**WORK TO DO:**
Extract each line of the records below that contains the word "color".

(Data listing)
^^^^^^^^^^^^^^^^

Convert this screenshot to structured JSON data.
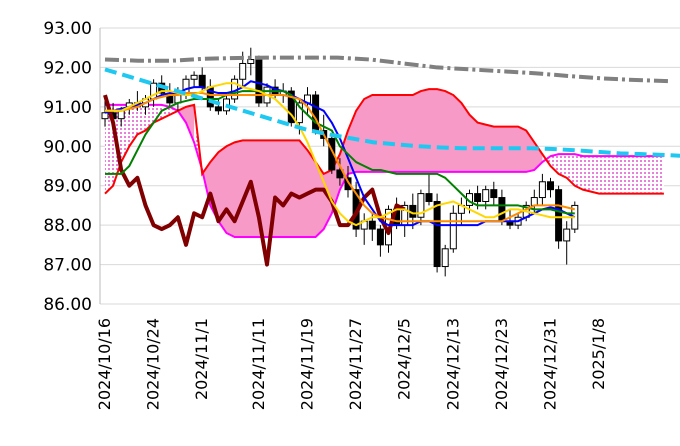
{
  "chart_data": {
    "type": "candlestick",
    "title": "",
    "xlabel": "",
    "ylabel": "",
    "ylim": [
      86.0,
      93.0
    ],
    "y_ticks": [
      "86.00",
      "87.00",
      "88.00",
      "89.00",
      "90.00",
      "91.00",
      "92.00",
      "93.00"
    ],
    "x_ticks": [
      "2024/10/16",
      "2024/10/24",
      "2024/11/1",
      "2024/11/11",
      "2024/11/19",
      "2024/11/27",
      "2024/12/5",
      "2024/12/13",
      "2024/12/23",
      "2024/12/31",
      "2025/1/8"
    ],
    "x_tick_index": [
      0,
      6,
      12,
      19,
      25,
      31,
      37,
      43,
      49,
      55,
      61
    ],
    "candles": [
      {
        "o": 90.7,
        "h": 91.2,
        "l": 90.5,
        "c": 90.85
      },
      {
        "o": 90.85,
        "h": 91.1,
        "l": 90.6,
        "c": 90.7
      },
      {
        "o": 90.7,
        "h": 91.0,
        "l": 90.5,
        "c": 90.95
      },
      {
        "o": 90.95,
        "h": 91.2,
        "l": 90.8,
        "c": 91.1
      },
      {
        "o": 91.1,
        "h": 91.4,
        "l": 90.9,
        "c": 91.0
      },
      {
        "o": 91.0,
        "h": 91.3,
        "l": 90.8,
        "c": 91.2
      },
      {
        "o": 91.2,
        "h": 91.7,
        "l": 91.0,
        "c": 91.6
      },
      {
        "o": 91.6,
        "h": 91.8,
        "l": 91.3,
        "c": 91.35
      },
      {
        "o": 91.3,
        "h": 91.6,
        "l": 91.0,
        "c": 91.1
      },
      {
        "o": 91.1,
        "h": 91.5,
        "l": 90.9,
        "c": 91.3
      },
      {
        "o": 91.3,
        "h": 91.8,
        "l": 91.2,
        "c": 91.7
      },
      {
        "o": 91.7,
        "h": 91.9,
        "l": 91.5,
        "c": 91.8
      },
      {
        "o": 91.8,
        "h": 92.0,
        "l": 91.4,
        "c": 91.5
      },
      {
        "o": 91.5,
        "h": 91.7,
        "l": 90.9,
        "c": 91.0
      },
      {
        "o": 91.0,
        "h": 91.2,
        "l": 90.8,
        "c": 90.9
      },
      {
        "o": 90.9,
        "h": 91.3,
        "l": 90.8,
        "c": 91.2
      },
      {
        "o": 91.2,
        "h": 91.8,
        "l": 91.1,
        "c": 91.7
      },
      {
        "o": 91.7,
        "h": 92.4,
        "l": 91.5,
        "c": 92.1
      },
      {
        "o": 92.1,
        "h": 92.5,
        "l": 91.8,
        "c": 92.2
      },
      {
        "o": 92.2,
        "h": 92.3,
        "l": 91.0,
        "c": 91.1
      },
      {
        "o": 91.1,
        "h": 91.6,
        "l": 91.0,
        "c": 91.5
      },
      {
        "o": 91.5,
        "h": 91.7,
        "l": 91.2,
        "c": 91.3
      },
      {
        "o": 91.3,
        "h": 91.6,
        "l": 91.1,
        "c": 91.4
      },
      {
        "o": 91.4,
        "h": 91.5,
        "l": 90.5,
        "c": 90.6
      },
      {
        "o": 90.6,
        "h": 91.2,
        "l": 90.3,
        "c": 91.1
      },
      {
        "o": 91.1,
        "h": 91.5,
        "l": 90.8,
        "c": 91.3
      },
      {
        "o": 91.3,
        "h": 91.4,
        "l": 90.3,
        "c": 90.4
      },
      {
        "o": 90.4,
        "h": 90.8,
        "l": 90.0,
        "c": 90.2
      },
      {
        "o": 90.2,
        "h": 90.3,
        "l": 89.3,
        "c": 89.4
      },
      {
        "o": 89.4,
        "h": 89.7,
        "l": 89.0,
        "c": 89.2
      },
      {
        "o": 89.2,
        "h": 89.5,
        "l": 88.7,
        "c": 88.9
      },
      {
        "o": 88.9,
        "h": 89.1,
        "l": 87.7,
        "c": 87.9
      },
      {
        "o": 87.9,
        "h": 88.3,
        "l": 87.5,
        "c": 88.1
      },
      {
        "o": 88.1,
        "h": 88.3,
        "l": 87.6,
        "c": 87.9
      },
      {
        "o": 87.9,
        "h": 88.0,
        "l": 87.2,
        "c": 87.5
      },
      {
        "o": 87.5,
        "h": 88.5,
        "l": 87.3,
        "c": 88.4
      },
      {
        "o": 88.4,
        "h": 88.7,
        "l": 87.9,
        "c": 88.0
      },
      {
        "o": 88.0,
        "h": 88.6,
        "l": 87.7,
        "c": 88.5
      },
      {
        "o": 88.5,
        "h": 88.8,
        "l": 87.9,
        "c": 88.2
      },
      {
        "o": 88.2,
        "h": 88.9,
        "l": 88.0,
        "c": 88.8
      },
      {
        "o": 88.8,
        "h": 89.3,
        "l": 88.5,
        "c": 88.6
      },
      {
        "o": 88.6,
        "h": 88.8,
        "l": 86.8,
        "c": 86.95
      },
      {
        "o": 86.95,
        "h": 87.5,
        "l": 86.7,
        "c": 87.4
      },
      {
        "o": 87.4,
        "h": 88.5,
        "l": 87.3,
        "c": 88.3
      },
      {
        "o": 88.3,
        "h": 88.7,
        "l": 88.0,
        "c": 88.5
      },
      {
        "o": 88.5,
        "h": 88.9,
        "l": 88.3,
        "c": 88.8
      },
      {
        "o": 88.8,
        "h": 89.0,
        "l": 88.4,
        "c": 88.6
      },
      {
        "o": 88.6,
        "h": 89.0,
        "l": 88.4,
        "c": 88.9
      },
      {
        "o": 88.9,
        "h": 89.1,
        "l": 88.5,
        "c": 88.7
      },
      {
        "o": 88.7,
        "h": 88.9,
        "l": 88.0,
        "c": 88.1
      },
      {
        "o": 88.1,
        "h": 88.4,
        "l": 87.9,
        "c": 88.0
      },
      {
        "o": 88.0,
        "h": 88.3,
        "l": 87.9,
        "c": 88.2
      },
      {
        "o": 88.2,
        "h": 88.6,
        "l": 88.1,
        "c": 88.5
      },
      {
        "o": 88.5,
        "h": 88.9,
        "l": 88.3,
        "c": 88.7
      },
      {
        "o": 88.7,
        "h": 89.3,
        "l": 88.5,
        "c": 89.1
      },
      {
        "o": 89.1,
        "h": 89.2,
        "l": 88.7,
        "c": 88.9
      },
      {
        "o": 88.9,
        "h": 89.0,
        "l": 87.4,
        "c": 87.6
      },
      {
        "o": 87.6,
        "h": 88.1,
        "l": 87.0,
        "c": 87.9
      },
      {
        "o": 87.9,
        "h": 88.6,
        "l": 87.8,
        "c": 88.5
      }
    ],
    "cloud": {
      "start": 0,
      "span_a": [
        91.05,
        91.05,
        91.05,
        91.05,
        91.05,
        91.05,
        91.05,
        91.05,
        91.0,
        90.9,
        90.6,
        90.1,
        89.4,
        88.5,
        88.1,
        87.8,
        87.7,
        87.7,
        87.7,
        87.7,
        87.7,
        87.7,
        87.7,
        87.7,
        87.7,
        87.7,
        87.7,
        87.9,
        88.3,
        88.9,
        89.3,
        89.35,
        89.35,
        89.35,
        89.35,
        89.35,
        89.35,
        89.35,
        89.35,
        89.35,
        89.35,
        89.35,
        89.35,
        89.35,
        89.35,
        89.35,
        89.35,
        89.35,
        89.35,
        89.35,
        89.35,
        89.35,
        89.35,
        89.4,
        89.6,
        89.75,
        89.8,
        89.8,
        89.8,
        89.75,
        89.75,
        89.75,
        89.75,
        89.75,
        89.75,
        89.75,
        89.75,
        89.75,
        89.75,
        89.75
      ],
      "span_b": [
        88.8,
        89.0,
        89.6,
        90.0,
        90.3,
        90.4,
        90.6,
        90.7,
        90.8,
        90.9,
        91.0,
        91.05,
        89.3,
        89.6,
        89.85,
        90.0,
        90.1,
        90.15,
        90.15,
        90.15,
        90.15,
        90.15,
        90.15,
        90.15,
        90.15,
        89.9,
        89.6,
        89.3,
        89.4,
        89.8,
        90.4,
        90.9,
        91.2,
        91.3,
        91.3,
        91.3,
        91.3,
        91.3,
        91.3,
        91.4,
        91.45,
        91.45,
        91.4,
        91.3,
        91.1,
        90.8,
        90.6,
        90.55,
        90.5,
        90.5,
        90.5,
        90.5,
        90.4,
        90.1,
        89.8,
        89.5,
        89.3,
        89.2,
        89.0,
        88.9,
        88.85,
        88.8,
        88.8,
        88.8,
        88.8,
        88.8,
        88.8,
        88.8,
        88.8,
        88.8
      ]
    },
    "series": [
      {
        "id": "chikou",
        "color": "#800000",
        "values": [
          91.3,
          90.6,
          89.4,
          89.0,
          89.2,
          88.5,
          88.0,
          87.9,
          88.0,
          88.2,
          87.5,
          88.3,
          88.2,
          88.8,
          88.1,
          88.4,
          88.1,
          88.6,
          89.1,
          88.2,
          87.0,
          88.7,
          88.5,
          88.8,
          88.7,
          88.8,
          88.9,
          88.9,
          88.6,
          88.0,
          88.0,
          88.3,
          88.7,
          88.9,
          88.2,
          87.8,
          88.5,
          88.4
        ]
      },
      {
        "id": "tenkan",
        "color": "#0000ff",
        "values": [
          90.85,
          90.9,
          90.95,
          91.0,
          91.05,
          91.1,
          91.2,
          91.3,
          91.35,
          91.35,
          91.45,
          91.5,
          91.5,
          91.4,
          91.35,
          91.35,
          91.4,
          91.5,
          91.65,
          91.6,
          91.55,
          91.45,
          91.4,
          91.3,
          91.2,
          91.1,
          91.0,
          90.9,
          90.6,
          90.2,
          89.7,
          89.2,
          88.7,
          88.4,
          88.1,
          88.0,
          88.0,
          88.0,
          88.0,
          88.1,
          88.1,
          88.0,
          88.0,
          88.0,
          88.0,
          88.0,
          88.0,
          88.1,
          88.1,
          88.1,
          88.1,
          88.1,
          88.2,
          88.3,
          88.4,
          88.45,
          88.4,
          88.3,
          88.2
        ]
      },
      {
        "id": "kijun",
        "color": "#008000",
        "values": [
          89.3,
          89.3,
          89.3,
          89.5,
          89.9,
          90.3,
          90.6,
          90.9,
          91.0,
          91.1,
          91.15,
          91.2,
          91.2,
          91.2,
          91.2,
          91.3,
          91.35,
          91.4,
          91.4,
          91.4,
          91.4,
          91.4,
          91.4,
          91.3,
          91.0,
          90.8,
          90.6,
          90.5,
          90.4,
          90.0,
          89.8,
          89.6,
          89.5,
          89.4,
          89.4,
          89.35,
          89.3,
          89.3,
          89.3,
          89.3,
          89.3,
          89.3,
          89.2,
          89.0,
          88.8,
          88.6,
          88.5,
          88.5,
          88.5,
          88.5,
          88.5,
          88.5,
          88.45,
          88.4,
          88.4,
          88.4,
          88.35,
          88.3,
          88.3
        ]
      },
      {
        "id": "ma_orange",
        "color": "#ff8c00",
        "values": [
          90.9,
          90.9,
          90.9,
          90.95,
          91.0,
          91.1,
          91.2,
          91.25,
          91.3,
          91.3,
          91.35,
          91.35,
          91.35,
          91.3,
          91.3,
          91.3,
          91.3,
          91.3,
          91.3,
          91.3,
          91.3,
          91.3,
          91.3,
          91.25,
          91.2,
          91.0,
          90.7,
          90.3,
          89.9,
          89.5,
          89.1,
          88.8,
          88.5,
          88.3,
          88.2,
          88.15,
          88.1,
          88.1,
          88.1,
          88.1,
          88.1,
          88.1,
          88.1,
          88.1,
          88.1,
          88.1,
          88.1,
          88.1,
          88.1,
          88.1,
          88.2,
          88.3,
          88.4,
          88.5,
          88.5,
          88.5,
          88.5,
          88.45,
          88.4
        ]
      },
      {
        "id": "ma_yellow",
        "color": "#ffd700",
        "values": [
          90.9,
          90.9,
          90.9,
          91.0,
          91.1,
          91.2,
          91.3,
          91.4,
          91.4,
          91.35,
          91.3,
          91.3,
          91.4,
          91.5,
          91.55,
          91.6,
          91.6,
          91.5,
          91.45,
          91.4,
          91.3,
          91.2,
          91.0,
          90.8,
          90.5,
          90.1,
          89.6,
          89.1,
          88.6,
          88.3,
          88.1,
          88.0,
          88.1,
          88.2,
          88.2,
          88.3,
          88.4,
          88.4,
          88.3,
          88.3,
          88.4,
          88.5,
          88.55,
          88.6,
          88.5,
          88.4,
          88.3,
          88.2,
          88.2,
          88.3,
          88.4,
          88.4,
          88.35,
          88.3,
          88.25,
          88.2,
          88.2,
          88.2,
          88.2
        ]
      },
      {
        "id": "trend_cyan",
        "color": "#1ec8f0",
        "dash": "12 6",
        "values": [
          91.95,
          91.78,
          91.61,
          91.44,
          91.27,
          91.1,
          90.93,
          90.76,
          90.59,
          90.42,
          90.3,
          90.2,
          90.1,
          90.05,
          90.0,
          89.97,
          89.95,
          89.95,
          89.95,
          89.95,
          89.93,
          89.9,
          89.86,
          89.82,
          89.8,
          89.78,
          89.75
        ]
      },
      {
        "id": "trend_gray",
        "color": "#808080",
        "dash": "14 4 3 4",
        "values": [
          92.2,
          92.17,
          92.17,
          92.22,
          92.24,
          92.25,
          92.25,
          92.25,
          92.2,
          92.1,
          92.0,
          91.95,
          91.9,
          91.85,
          91.78,
          91.72,
          91.68,
          91.65
        ]
      }
    ]
  }
}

^^^^^^^^^^^^^^^^

**FINAL ANSWER:**
        "color": "#800000",
        "color": "#0000ff",
        "color": "#008000",
        "color": "#ff8c00",
        "color": "#ffd700",
        "color": "#1ec8f0",
        "color": "#808080",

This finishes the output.